EXERCISE REQUIREMENTS
Where a line contains the string "Quagliati", copy that line.

● ● ●

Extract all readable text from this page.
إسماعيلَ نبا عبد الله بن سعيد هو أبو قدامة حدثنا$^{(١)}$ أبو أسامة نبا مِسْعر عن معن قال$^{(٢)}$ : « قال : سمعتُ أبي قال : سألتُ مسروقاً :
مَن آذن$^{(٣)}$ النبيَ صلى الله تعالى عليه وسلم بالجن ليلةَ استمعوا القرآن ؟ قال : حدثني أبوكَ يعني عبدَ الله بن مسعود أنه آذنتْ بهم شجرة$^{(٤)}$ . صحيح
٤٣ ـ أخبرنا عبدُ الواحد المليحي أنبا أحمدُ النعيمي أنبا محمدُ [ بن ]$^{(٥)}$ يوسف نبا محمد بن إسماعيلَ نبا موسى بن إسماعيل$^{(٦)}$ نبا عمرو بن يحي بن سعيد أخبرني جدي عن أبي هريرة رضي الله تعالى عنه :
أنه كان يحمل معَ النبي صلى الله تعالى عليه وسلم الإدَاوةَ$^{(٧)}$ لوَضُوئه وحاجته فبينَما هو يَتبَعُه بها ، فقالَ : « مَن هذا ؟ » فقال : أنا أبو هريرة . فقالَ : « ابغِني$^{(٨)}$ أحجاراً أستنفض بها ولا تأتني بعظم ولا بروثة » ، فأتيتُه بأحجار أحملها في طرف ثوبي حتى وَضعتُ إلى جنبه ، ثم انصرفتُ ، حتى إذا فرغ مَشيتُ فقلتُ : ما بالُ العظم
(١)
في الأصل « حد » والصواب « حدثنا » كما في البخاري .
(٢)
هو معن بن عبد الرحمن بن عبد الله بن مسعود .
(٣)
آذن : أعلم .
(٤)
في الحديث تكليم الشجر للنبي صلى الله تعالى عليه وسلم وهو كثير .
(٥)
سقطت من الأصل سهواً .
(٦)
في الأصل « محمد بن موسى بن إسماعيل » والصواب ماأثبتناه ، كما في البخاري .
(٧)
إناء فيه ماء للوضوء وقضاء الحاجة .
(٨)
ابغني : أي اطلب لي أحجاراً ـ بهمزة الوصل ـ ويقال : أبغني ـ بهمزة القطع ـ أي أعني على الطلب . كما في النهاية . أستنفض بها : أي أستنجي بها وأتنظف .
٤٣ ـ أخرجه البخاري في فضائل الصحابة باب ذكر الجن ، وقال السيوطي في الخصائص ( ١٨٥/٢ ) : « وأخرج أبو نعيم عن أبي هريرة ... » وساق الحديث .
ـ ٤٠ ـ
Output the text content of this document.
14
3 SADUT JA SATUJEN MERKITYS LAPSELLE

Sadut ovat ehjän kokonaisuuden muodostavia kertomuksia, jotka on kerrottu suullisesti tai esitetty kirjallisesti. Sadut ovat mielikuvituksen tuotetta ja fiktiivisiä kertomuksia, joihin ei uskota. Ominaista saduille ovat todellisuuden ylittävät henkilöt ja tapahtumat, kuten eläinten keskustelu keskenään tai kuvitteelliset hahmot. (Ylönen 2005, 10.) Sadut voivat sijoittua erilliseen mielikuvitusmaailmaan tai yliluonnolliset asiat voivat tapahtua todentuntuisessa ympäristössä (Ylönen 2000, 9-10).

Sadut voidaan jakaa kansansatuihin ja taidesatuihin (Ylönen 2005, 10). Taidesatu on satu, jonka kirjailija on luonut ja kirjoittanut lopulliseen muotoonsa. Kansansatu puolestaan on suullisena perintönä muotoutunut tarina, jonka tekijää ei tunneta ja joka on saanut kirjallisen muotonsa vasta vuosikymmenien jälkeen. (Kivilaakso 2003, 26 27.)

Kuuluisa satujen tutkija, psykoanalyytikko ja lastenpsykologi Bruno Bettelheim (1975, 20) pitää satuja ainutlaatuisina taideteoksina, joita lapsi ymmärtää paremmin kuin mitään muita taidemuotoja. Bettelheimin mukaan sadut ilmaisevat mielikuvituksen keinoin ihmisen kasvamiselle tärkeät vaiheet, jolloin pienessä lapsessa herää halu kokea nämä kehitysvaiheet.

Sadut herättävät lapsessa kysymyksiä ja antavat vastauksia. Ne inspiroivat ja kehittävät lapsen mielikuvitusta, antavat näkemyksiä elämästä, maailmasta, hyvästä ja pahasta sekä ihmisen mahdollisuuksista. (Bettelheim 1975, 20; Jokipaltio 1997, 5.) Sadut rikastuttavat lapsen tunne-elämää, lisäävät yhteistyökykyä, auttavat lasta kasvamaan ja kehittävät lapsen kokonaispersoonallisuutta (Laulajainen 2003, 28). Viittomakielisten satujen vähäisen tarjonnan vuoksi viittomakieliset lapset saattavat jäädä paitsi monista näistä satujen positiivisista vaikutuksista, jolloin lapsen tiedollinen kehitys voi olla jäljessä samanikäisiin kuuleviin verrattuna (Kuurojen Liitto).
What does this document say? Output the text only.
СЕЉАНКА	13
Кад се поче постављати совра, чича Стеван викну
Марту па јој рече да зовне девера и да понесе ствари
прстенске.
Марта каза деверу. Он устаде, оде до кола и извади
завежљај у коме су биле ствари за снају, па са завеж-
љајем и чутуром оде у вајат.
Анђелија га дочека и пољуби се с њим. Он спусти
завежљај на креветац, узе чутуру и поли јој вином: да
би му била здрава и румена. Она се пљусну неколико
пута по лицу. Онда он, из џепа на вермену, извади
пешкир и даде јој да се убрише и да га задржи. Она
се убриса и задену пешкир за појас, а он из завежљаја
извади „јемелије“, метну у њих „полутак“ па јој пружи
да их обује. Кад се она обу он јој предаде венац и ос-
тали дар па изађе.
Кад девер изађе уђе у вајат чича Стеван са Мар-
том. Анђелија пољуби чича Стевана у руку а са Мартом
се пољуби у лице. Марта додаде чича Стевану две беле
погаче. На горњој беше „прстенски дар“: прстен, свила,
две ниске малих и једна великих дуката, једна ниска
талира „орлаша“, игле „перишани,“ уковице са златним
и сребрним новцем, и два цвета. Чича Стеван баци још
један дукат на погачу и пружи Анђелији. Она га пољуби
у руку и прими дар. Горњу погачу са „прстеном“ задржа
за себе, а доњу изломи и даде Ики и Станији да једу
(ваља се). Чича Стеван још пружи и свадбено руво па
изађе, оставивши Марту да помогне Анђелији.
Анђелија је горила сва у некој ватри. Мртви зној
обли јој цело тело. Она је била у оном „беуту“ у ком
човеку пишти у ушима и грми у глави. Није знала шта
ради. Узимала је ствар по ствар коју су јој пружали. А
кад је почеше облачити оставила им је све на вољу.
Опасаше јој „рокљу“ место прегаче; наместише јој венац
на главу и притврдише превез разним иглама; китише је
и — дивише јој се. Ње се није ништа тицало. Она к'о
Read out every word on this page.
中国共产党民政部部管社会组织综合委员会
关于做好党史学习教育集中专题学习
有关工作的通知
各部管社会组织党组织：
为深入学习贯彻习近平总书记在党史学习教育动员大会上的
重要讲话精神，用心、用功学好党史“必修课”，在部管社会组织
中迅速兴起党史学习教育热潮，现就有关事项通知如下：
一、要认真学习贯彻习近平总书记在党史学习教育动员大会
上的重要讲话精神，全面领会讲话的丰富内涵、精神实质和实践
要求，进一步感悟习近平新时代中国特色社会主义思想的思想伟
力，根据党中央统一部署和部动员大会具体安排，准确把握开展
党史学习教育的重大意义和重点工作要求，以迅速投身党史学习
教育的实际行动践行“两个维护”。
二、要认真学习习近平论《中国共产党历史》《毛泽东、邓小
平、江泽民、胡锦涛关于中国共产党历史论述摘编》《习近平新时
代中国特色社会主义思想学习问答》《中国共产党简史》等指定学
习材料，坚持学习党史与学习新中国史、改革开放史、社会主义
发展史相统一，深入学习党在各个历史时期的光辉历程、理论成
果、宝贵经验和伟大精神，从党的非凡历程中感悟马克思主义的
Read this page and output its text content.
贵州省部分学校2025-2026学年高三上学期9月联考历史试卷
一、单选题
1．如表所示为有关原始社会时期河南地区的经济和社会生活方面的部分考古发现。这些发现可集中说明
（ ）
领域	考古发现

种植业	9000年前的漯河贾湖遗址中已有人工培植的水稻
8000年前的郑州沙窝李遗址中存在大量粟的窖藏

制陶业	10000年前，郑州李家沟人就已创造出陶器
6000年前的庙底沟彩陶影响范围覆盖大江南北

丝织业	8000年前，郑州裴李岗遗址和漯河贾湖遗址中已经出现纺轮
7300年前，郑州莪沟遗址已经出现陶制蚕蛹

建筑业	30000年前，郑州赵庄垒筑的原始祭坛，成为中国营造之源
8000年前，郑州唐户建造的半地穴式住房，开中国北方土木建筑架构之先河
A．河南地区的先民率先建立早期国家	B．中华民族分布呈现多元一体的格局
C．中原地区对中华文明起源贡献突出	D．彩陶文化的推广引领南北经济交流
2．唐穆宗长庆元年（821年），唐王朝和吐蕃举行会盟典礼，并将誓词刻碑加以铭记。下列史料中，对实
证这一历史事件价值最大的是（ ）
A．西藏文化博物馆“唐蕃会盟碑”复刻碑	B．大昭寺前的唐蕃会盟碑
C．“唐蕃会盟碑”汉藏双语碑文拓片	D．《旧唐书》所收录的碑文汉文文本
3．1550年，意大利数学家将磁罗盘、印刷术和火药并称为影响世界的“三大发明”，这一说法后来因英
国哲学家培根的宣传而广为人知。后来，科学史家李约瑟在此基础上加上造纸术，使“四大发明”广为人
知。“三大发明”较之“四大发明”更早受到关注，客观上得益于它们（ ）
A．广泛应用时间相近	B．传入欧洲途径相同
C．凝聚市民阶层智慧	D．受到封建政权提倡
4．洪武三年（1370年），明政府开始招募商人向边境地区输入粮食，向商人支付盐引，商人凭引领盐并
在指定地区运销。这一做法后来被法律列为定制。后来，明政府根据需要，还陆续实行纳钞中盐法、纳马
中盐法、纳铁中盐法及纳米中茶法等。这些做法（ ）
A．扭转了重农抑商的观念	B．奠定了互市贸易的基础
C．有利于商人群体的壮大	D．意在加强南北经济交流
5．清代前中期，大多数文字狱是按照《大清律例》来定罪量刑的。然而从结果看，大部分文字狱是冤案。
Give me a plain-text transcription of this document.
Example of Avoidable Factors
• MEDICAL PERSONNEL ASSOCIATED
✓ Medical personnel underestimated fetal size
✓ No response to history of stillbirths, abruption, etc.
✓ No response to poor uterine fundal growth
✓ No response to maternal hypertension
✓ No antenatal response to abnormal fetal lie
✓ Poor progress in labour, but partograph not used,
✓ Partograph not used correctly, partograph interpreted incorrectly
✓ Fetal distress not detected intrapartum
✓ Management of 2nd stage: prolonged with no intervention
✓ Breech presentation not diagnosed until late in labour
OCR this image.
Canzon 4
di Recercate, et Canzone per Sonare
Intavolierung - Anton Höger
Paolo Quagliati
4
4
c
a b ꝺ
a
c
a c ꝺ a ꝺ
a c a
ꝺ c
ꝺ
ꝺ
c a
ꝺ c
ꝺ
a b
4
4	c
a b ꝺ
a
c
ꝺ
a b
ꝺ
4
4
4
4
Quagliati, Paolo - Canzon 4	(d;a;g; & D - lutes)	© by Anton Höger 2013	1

● ● ●

ANSWER
Paolo Quagliati
Quagliati, Paolo - Canzon 4	(d;a;g; & D - lutes)	© by Anton Höger 2013	1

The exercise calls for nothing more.